To be done: In your copy, reproduce the entries exactly as they are, minus the images.

(Data tied to figure images)
+++++
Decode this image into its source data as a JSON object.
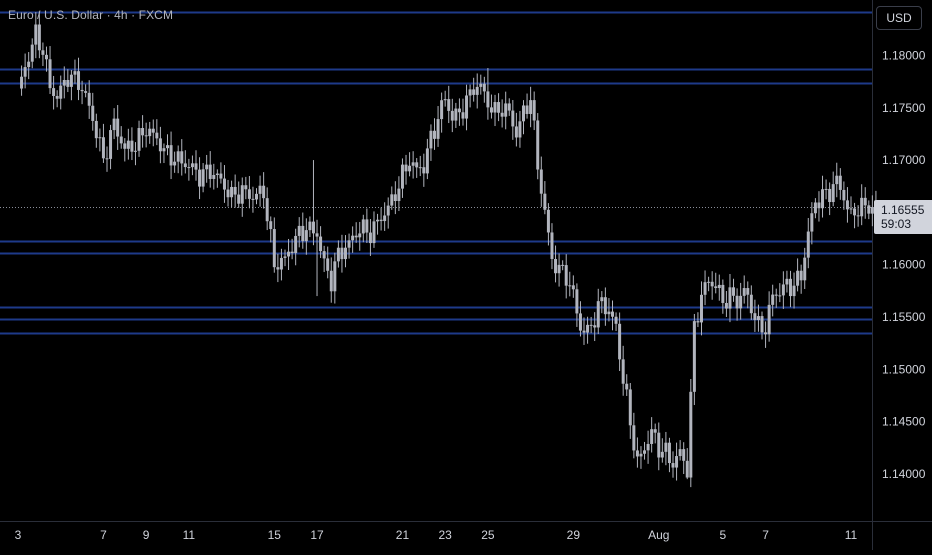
{
  "title": "Euro / U.S. Dollar · 4h · FXCM",
  "currency_label": "USD",
  "last_price": {
    "price": "1.16555",
    "countdown": "59:03"
  },
  "colors": {
    "background": "#000000",
    "candle": "#b2b5be",
    "level_line": "#1e3a8a",
    "axis_text": "#d1d4dc",
    "grid_border": "#2a2e39",
    "price_tag_bg": "#d1d4dc"
  },
  "chart_data": {
    "type": "candlestick",
    "interval": "4h",
    "y_ticks": [
      "1.18000",
      "1.17500",
      "1.17000",
      "1.16500",
      "1.16000",
      "1.15500",
      "1.15000",
      "1.14500",
      "1.14000"
    ],
    "y_tick_values": [
      1.18,
      1.175,
      1.17,
      1.165,
      1.16,
      1.155,
      1.15,
      1.145,
      1.14
    ],
    "ylim": [
      1.1355,
      1.1853
    ],
    "x_ticks": [
      "3",
      "7",
      "9",
      "11",
      "15",
      "17",
      "21",
      "23",
      "25",
      "29",
      "Aug",
      "5",
      "7",
      "11"
    ],
    "x_tick_index": [
      0,
      24,
      36,
      48,
      72,
      84,
      108,
      120,
      132,
      156,
      180,
      198,
      210,
      234
    ],
    "x_count": 242,
    "horizontal_levels": [
      1.1842,
      1.1787,
      1.1774,
      1.1623,
      1.1611,
      1.156,
      1.1548,
      1.1535
    ],
    "current_price": 1.16555,
    "anchors": [
      [
        0,
        1.1765
      ],
      [
        3,
        1.18
      ],
      [
        5,
        1.182
      ],
      [
        7,
        1.1805
      ],
      [
        9,
        1.177
      ],
      [
        11,
        1.176
      ],
      [
        14,
        1.178
      ],
      [
        17,
        1.1775
      ],
      [
        19,
        1.176
      ],
      [
        21,
        1.174
      ],
      [
        24,
        1.17
      ],
      [
        27,
        1.1735
      ],
      [
        30,
        1.171
      ],
      [
        33,
        1.1715
      ],
      [
        36,
        1.173
      ],
      [
        39,
        1.172
      ],
      [
        42,
        1.1705
      ],
      [
        45,
        1.17
      ],
      [
        48,
        1.1695
      ],
      [
        51,
        1.1685
      ],
      [
        54,
        1.169
      ],
      [
        57,
        1.168
      ],
      [
        60,
        1.1665
      ],
      [
        63,
        1.167
      ],
      [
        66,
        1.1665
      ],
      [
        69,
        1.167
      ],
      [
        72,
        1.16
      ],
      [
        75,
        1.1605
      ],
      [
        78,
        1.1625
      ],
      [
        81,
        1.1635
      ],
      [
        84,
        1.163
      ],
      [
        86,
        1.16
      ],
      [
        88,
        1.1585
      ],
      [
        90,
        1.161
      ],
      [
        93,
        1.162
      ],
      [
        96,
        1.1635
      ],
      [
        99,
        1.163
      ],
      [
        102,
        1.1645
      ],
      [
        105,
        1.166
      ],
      [
        108,
        1.1685
      ],
      [
        110,
        1.17
      ],
      [
        112,
        1.169
      ],
      [
        114,
        1.1695
      ],
      [
        116,
        1.172
      ],
      [
        118,
        1.174
      ],
      [
        120,
        1.176
      ],
      [
        122,
        1.174
      ],
      [
        124,
        1.1745
      ],
      [
        126,
        1.1755
      ],
      [
        128,
        1.177
      ],
      [
        130,
        1.177
      ],
      [
        132,
        1.1755
      ],
      [
        134,
        1.1745
      ],
      [
        136,
        1.175
      ],
      [
        138,
        1.1745
      ],
      [
        140,
        1.1725
      ],
      [
        142,
        1.1745
      ],
      [
        144,
        1.176
      ],
      [
        146,
        1.1695
      ],
      [
        148,
        1.165
      ],
      [
        150,
        1.1605
      ],
      [
        152,
        1.1595
      ],
      [
        154,
        1.159
      ],
      [
        156,
        1.157
      ],
      [
        158,
        1.154
      ],
      [
        160,
        1.1535
      ],
      [
        162,
        1.155
      ],
      [
        164,
        1.1565
      ],
      [
        166,
        1.1555
      ],
      [
        168,
        1.154
      ],
      [
        170,
        1.149
      ],
      [
        172,
        1.145
      ],
      [
        174,
        1.141
      ],
      [
        176,
        1.1425
      ],
      [
        178,
        1.144
      ],
      [
        180,
        1.1425
      ],
      [
        182,
        1.142
      ],
      [
        184,
        1.141
      ],
      [
        186,
        1.142
      ],
      [
        188,
        1.1405
      ],
      [
        190,
        1.154
      ],
      [
        192,
        1.157
      ],
      [
        194,
        1.1585
      ],
      [
        196,
        1.158
      ],
      [
        198,
        1.1565
      ],
      [
        200,
        1.157
      ],
      [
        202,
        1.1565
      ],
      [
        204,
        1.1575
      ],
      [
        206,
        1.156
      ],
      [
        208,
        1.154
      ],
      [
        210,
        1.154
      ],
      [
        212,
        1.157
      ],
      [
        214,
        1.1575
      ],
      [
        216,
        1.158
      ],
      [
        218,
        1.158
      ],
      [
        220,
        1.159
      ],
      [
        222,
        1.163
      ],
      [
        224,
        1.166
      ],
      [
        226,
        1.1665
      ],
      [
        228,
        1.167
      ],
      [
        230,
        1.168
      ],
      [
        232,
        1.1665
      ],
      [
        234,
        1.1645
      ],
      [
        236,
        1.1655
      ]
    ]
  }
}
+++++
Full output:
Decode this image into its source data as a JSON object.
{
  "title": "Euro / U.S. Dollar · 4h · FXCM",
  "currency_label": "USD",
  "last_price": {
    "price": "1.16555",
    "countdown": "59:03"
  },
  "colors": {
    "background": "#000000",
    "candle": "#b2b5be",
    "level_line": "#1e3a8a",
    "axis_text": "#d1d4dc",
    "grid_border": "#2a2e39",
    "price_tag_bg": "#d1d4dc"
  },
  "chart_data": {
    "type": "candlestick",
    "interval": "4h",
    "y_ticks": [
      "1.18000",
      "1.17500",
      "1.17000",
      "1.16500",
      "1.16000",
      "1.15500",
      "1.15000",
      "1.14500",
      "1.14000"
    ],
    "y_tick_values": [
      1.18,
      1.175,
      1.17,
      1.165,
      1.16,
      1.155,
      1.15,
      1.145,
      1.14
    ],
    "ylim": [
      1.1355,
      1.1853
    ],
    "x_ticks": [
      "3",
      "7",
      "9",
      "11",
      "15",
      "17",
      "21",
      "23",
      "25",
      "29",
      "Aug",
      "5",
      "7",
      "11"
    ],
    "x_tick_index": [
      0,
      24,
      36,
      48,
      72,
      84,
      108,
      120,
      132,
      156,
      180,
      198,
      210,
      234
    ],
    "x_count": 242,
    "horizontal_levels": [
      1.1842,
      1.1787,
      1.1774,
      1.1623,
      1.1611,
      1.156,
      1.1548,
      1.1535
    ],
    "current_price": 1.16555,
    "anchors": [
      [
        0,
        1.1765
      ],
      [
        3,
        1.18
      ],
      [
        5,
        1.182
      ],
      [
        7,
        1.1805
      ],
      [
        9,
        1.177
      ],
      [
        11,
        1.176
      ],
      [
        14,
        1.178
      ],
      [
        17,
        1.1775
      ],
      [
        19,
        1.176
      ],
      [
        21,
        1.174
      ],
      [
        24,
        1.17
      ],
      [
        27,
        1.1735
      ],
      [
        30,
        1.171
      ],
      [
        33,
        1.1715
      ],
      [
        36,
        1.173
      ],
      [
        39,
        1.172
      ],
      [
        42,
        1.1705
      ],
      [
        45,
        1.17
      ],
      [
        48,
        1.1695
      ],
      [
        51,
        1.1685
      ],
      [
        54,
        1.169
      ],
      [
        57,
        1.168
      ],
      [
        60,
        1.1665
      ],
      [
        63,
        1.167
      ],
      [
        66,
        1.1665
      ],
      [
        69,
        1.167
      ],
      [
        72,
        1.16
      ],
      [
        75,
        1.1605
      ],
      [
        78,
        1.1625
      ],
      [
        81,
        1.1635
      ],
      [
        84,
        1.163
      ],
      [
        86,
        1.16
      ],
      [
        88,
        1.1585
      ],
      [
        90,
        1.161
      ],
      [
        93,
        1.162
      ],
      [
        96,
        1.1635
      ],
      [
        99,
        1.163
      ],
      [
        102,
        1.1645
      ],
      [
        105,
        1.166
      ],
      [
        108,
        1.1685
      ],
      [
        110,
        1.17
      ],
      [
        112,
        1.169
      ],
      [
        114,
        1.1695
      ],
      [
        116,
        1.172
      ],
      [
        118,
        1.174
      ],
      [
        120,
        1.176
      ],
      [
        122,
        1.174
      ],
      [
        124,
        1.1745
      ],
      [
        126,
        1.1755
      ],
      [
        128,
        1.177
      ],
      [
        130,
        1.177
      ],
      [
        132,
        1.1755
      ],
      [
        134,
        1.1745
      ],
      [
        136,
        1.175
      ],
      [
        138,
        1.1745
      ],
      [
        140,
        1.1725
      ],
      [
        142,
        1.1745
      ],
      [
        144,
        1.176
      ],
      [
        146,
        1.1695
      ],
      [
        148,
        1.165
      ],
      [
        150,
        1.1605
      ],
      [
        152,
        1.1595
      ],
      [
        154,
        1.159
      ],
      [
        156,
        1.157
      ],
      [
        158,
        1.154
      ],
      [
        160,
        1.1535
      ],
      [
        162,
        1.155
      ],
      [
        164,
        1.1565
      ],
      [
        166,
        1.1555
      ],
      [
        168,
        1.154
      ],
      [
        170,
        1.149
      ],
      [
        172,
        1.145
      ],
      [
        174,
        1.141
      ],
      [
        176,
        1.1425
      ],
      [
        178,
        1.144
      ],
      [
        180,
        1.1425
      ],
      [
        182,
        1.142
      ],
      [
        184,
        1.141
      ],
      [
        186,
        1.142
      ],
      [
        188,
        1.1405
      ],
      [
        190,
        1.154
      ],
      [
        192,
        1.157
      ],
      [
        194,
        1.1585
      ],
      [
        196,
        1.158
      ],
      [
        198,
        1.1565
      ],
      [
        200,
        1.157
      ],
      [
        202,
        1.1565
      ],
      [
        204,
        1.1575
      ],
      [
        206,
        1.156
      ],
      [
        208,
        1.154
      ],
      [
        210,
        1.154
      ],
      [
        212,
        1.157
      ],
      [
        214,
        1.1575
      ],
      [
        216,
        1.158
      ],
      [
        218,
        1.158
      ],
      [
        220,
        1.159
      ],
      [
        222,
        1.163
      ],
      [
        224,
        1.166
      ],
      [
        226,
        1.1665
      ],
      [
        228,
        1.167
      ],
      [
        230,
        1.168
      ],
      [
        232,
        1.1665
      ],
      [
        234,
        1.1645
      ],
      [
        236,
        1.1655
      ]
    ]
  }
}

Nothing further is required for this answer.